Records from a collection
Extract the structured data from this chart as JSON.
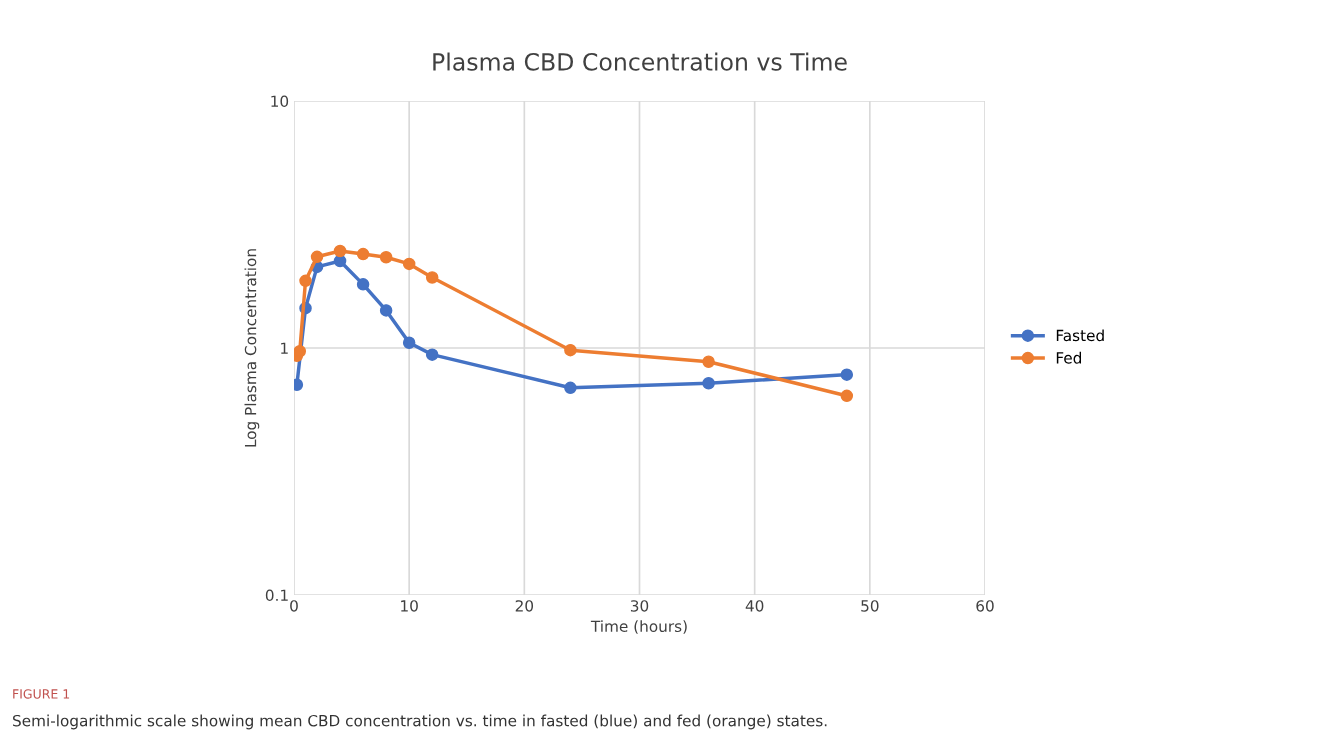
{
  "chart_data": {
    "type": "line",
    "title": "Plasma CBD Concentration vs Time",
    "xlabel": "Time (hours)",
    "ylabel": "Log Plasma Concentration",
    "series": [
      {
        "name": "Fasted",
        "color": "#4472c4",
        "x": [
          0.25,
          1,
          2,
          4,
          6,
          8,
          10,
          12,
          24,
          36,
          48
        ],
        "values": [
          0.71,
          1.45,
          2.13,
          2.25,
          1.81,
          1.42,
          1.05,
          0.94,
          0.69,
          0.72,
          0.78
        ]
      },
      {
        "name": "Fed",
        "color": "#ed7d31",
        "x": [
          0.25,
          0.5,
          1,
          2,
          4,
          6,
          8,
          10,
          12,
          24,
          36,
          48
        ],
        "values": [
          0.93,
          0.97,
          1.87,
          2.34,
          2.47,
          2.4,
          2.33,
          2.19,
          1.93,
          0.98,
          0.88,
          0.64
        ]
      }
    ],
    "log": "y",
    "xlim": [
      0,
      60
    ],
    "xticks": [
      0,
      10,
      20,
      30,
      40,
      50,
      60
    ],
    "ylim": [
      0.1,
      10
    ],
    "yticks": [
      0.1,
      1,
      10
    ],
    "grid": true,
    "legend": "right",
    "marker": "circle",
    "line_style": "solid",
    "annotations": [
      "FIGURE 1",
      "Semi-logarithmic scale showing mean CBD concentration vs. time in fasted (blue) and fed (orange) states."
    ]
  }
}
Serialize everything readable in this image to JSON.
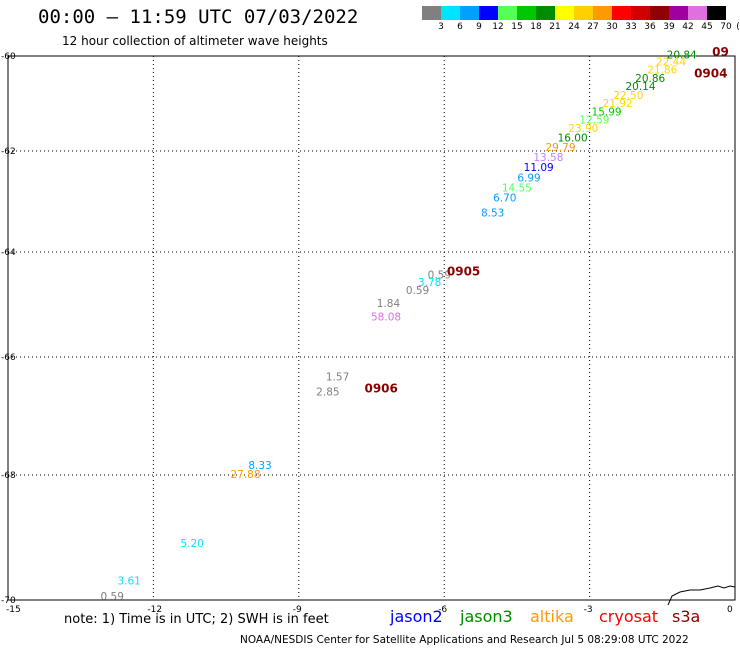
{
  "title": "00:00 – 11:59 UTC 07/03/2022",
  "subtitle": "12 hour collection of altimeter wave heights",
  "colorbar": {
    "units": "(ft)",
    "bins": [
      {
        "label": "3",
        "color": "#808080"
      },
      {
        "label": "6",
        "color": "#00e5ff"
      },
      {
        "label": "9",
        "color": "#00a0ff"
      },
      {
        "label": "12",
        "color": "#0000ff"
      },
      {
        "label": "15",
        "color": "#55ff55"
      },
      {
        "label": "18",
        "color": "#00c800"
      },
      {
        "label": "21",
        "color": "#008c00"
      },
      {
        "label": "24",
        "color": "#ffff00"
      },
      {
        "label": "27",
        "color": "#ffd000"
      },
      {
        "label": "30",
        "color": "#ff9900"
      },
      {
        "label": "33",
        "color": "#ff0000"
      },
      {
        "label": "36",
        "color": "#d00000"
      },
      {
        "label": "39",
        "color": "#900000"
      },
      {
        "label": "42",
        "color": "#a000a0"
      },
      {
        "label": "45",
        "color": "#e070e0"
      },
      {
        "label": "70",
        "color": "#000000"
      }
    ]
  },
  "axes": {
    "x_ticks": [
      "-15",
      "-12",
      "-9",
      "-6",
      "-3",
      "0"
    ],
    "y_ticks": [
      "-60",
      "-62",
      "-64",
      "-66",
      "-68",
      "-70"
    ],
    "xlim": [
      -15,
      0
    ],
    "ylim": [
      -70,
      -60
    ],
    "grid": "dotted"
  },
  "observations": [
    {
      "lon": -1.1,
      "lat": -60.05,
      "value": "20.84",
      "color": "#008c00"
    },
    {
      "lon": -1.32,
      "lat": -60.2,
      "value": "22.44",
      "color": "#ffd700"
    },
    {
      "lon": -1.5,
      "lat": -60.37,
      "value": "21.86",
      "color": "#ffd700"
    },
    {
      "lon": -1.75,
      "lat": -60.55,
      "value": "20.86",
      "color": "#008c00"
    },
    {
      "lon": -1.95,
      "lat": -60.72,
      "value": "20.14",
      "color": "#008c00"
    },
    {
      "lon": -2.2,
      "lat": -60.9,
      "value": "22.50",
      "color": "#ffd700"
    },
    {
      "lon": -2.42,
      "lat": -61.07,
      "value": "21.92",
      "color": "#ffd700"
    },
    {
      "lon": -2.65,
      "lat": -61.25,
      "value": "15.99",
      "color": "#00c800"
    },
    {
      "lon": -2.9,
      "lat": -61.42,
      "value": "12.59",
      "color": "#55ff55"
    },
    {
      "lon": -3.13,
      "lat": -61.6,
      "value": "23.90",
      "color": "#ffd700"
    },
    {
      "lon": -3.35,
      "lat": -61.8,
      "value": "16.00",
      "color": "#008c00"
    },
    {
      "lon": -3.6,
      "lat": -62.0,
      "value": "29.79",
      "color": "#ff9900"
    },
    {
      "lon": -3.85,
      "lat": -62.2,
      "value": "13.58",
      "color": "#c080ff"
    },
    {
      "lon": -4.05,
      "lat": -62.4,
      "value": "11.09",
      "color": "#0000ff"
    },
    {
      "lon": -4.25,
      "lat": -62.6,
      "value": "6.99",
      "color": "#00a0ff"
    },
    {
      "lon": -4.5,
      "lat": -62.8,
      "value": "14.55",
      "color": "#55ff55"
    },
    {
      "lon": -4.75,
      "lat": -63.0,
      "value": "6.70",
      "color": "#00a0ff"
    },
    {
      "lon": -5.0,
      "lat": -63.3,
      "value": "8.53",
      "color": "#00a0ff"
    },
    {
      "lon": -6.1,
      "lat": -64.5,
      "value": "0.59",
      "color": "#808080"
    },
    {
      "lon": -6.3,
      "lat": -64.65,
      "value": "3.78",
      "color": "#00e5ff"
    },
    {
      "lon": -6.55,
      "lat": -64.8,
      "value": "0.59",
      "color": "#808080"
    },
    {
      "lon": -7.15,
      "lat": -65.05,
      "value": "1.84",
      "color": "#808080"
    },
    {
      "lon": -7.2,
      "lat": -65.3,
      "value": "58.08",
      "color": "#e070e0"
    },
    {
      "lon": -8.2,
      "lat": -66.4,
      "value": "1.57",
      "color": "#808080"
    },
    {
      "lon": -8.4,
      "lat": -66.65,
      "value": "2.85",
      "color": "#808080"
    },
    {
      "lon": -9.8,
      "lat": -67.9,
      "value": "8.33",
      "color": "#00a0ff"
    },
    {
      "lon": -10.1,
      "lat": -68.05,
      "value": "27.88",
      "color": "#ff9900"
    },
    {
      "lon": -11.2,
      "lat": -69.15,
      "value": "5.20",
      "color": "#00e5ff"
    },
    {
      "lon": -12.5,
      "lat": -69.75,
      "value": "3.61",
      "color": "#00e5ff"
    },
    {
      "lon": -12.85,
      "lat": -70.0,
      "value": "0.59",
      "color": "#808080"
    }
  ],
  "date_labels": [
    {
      "lon": -0.3,
      "lat": -59.98,
      "text": "09"
    },
    {
      "lon": -0.5,
      "lat": -60.45,
      "text": "0904"
    },
    {
      "lon": -5.6,
      "lat": -64.45,
      "text": "0905"
    },
    {
      "lon": -7.3,
      "lat": -66.6,
      "text": "0906"
    }
  ],
  "note": "note: 1) Time is in UTC; 2) SWH is in feet",
  "satellites": [
    {
      "name": "jason2",
      "color": "#0000ff"
    },
    {
      "name": "jason3",
      "color": "#008c00"
    },
    {
      "name": "altika",
      "color": "#ff9900"
    },
    {
      "name": "cryosat",
      "color": "#ff0000"
    },
    {
      "name": "s3a",
      "color": "#8b0000"
    }
  ],
  "credit": "NOAA/NESDIS Center for Satellite Applications and Research    Jul  5 08:29:08 UTC 2022"
}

* DIRECTIONS FOR THIS TASK
Among the lines of the records above, count those holding the string "JSON", and report only the number.

* TASK RESULT
2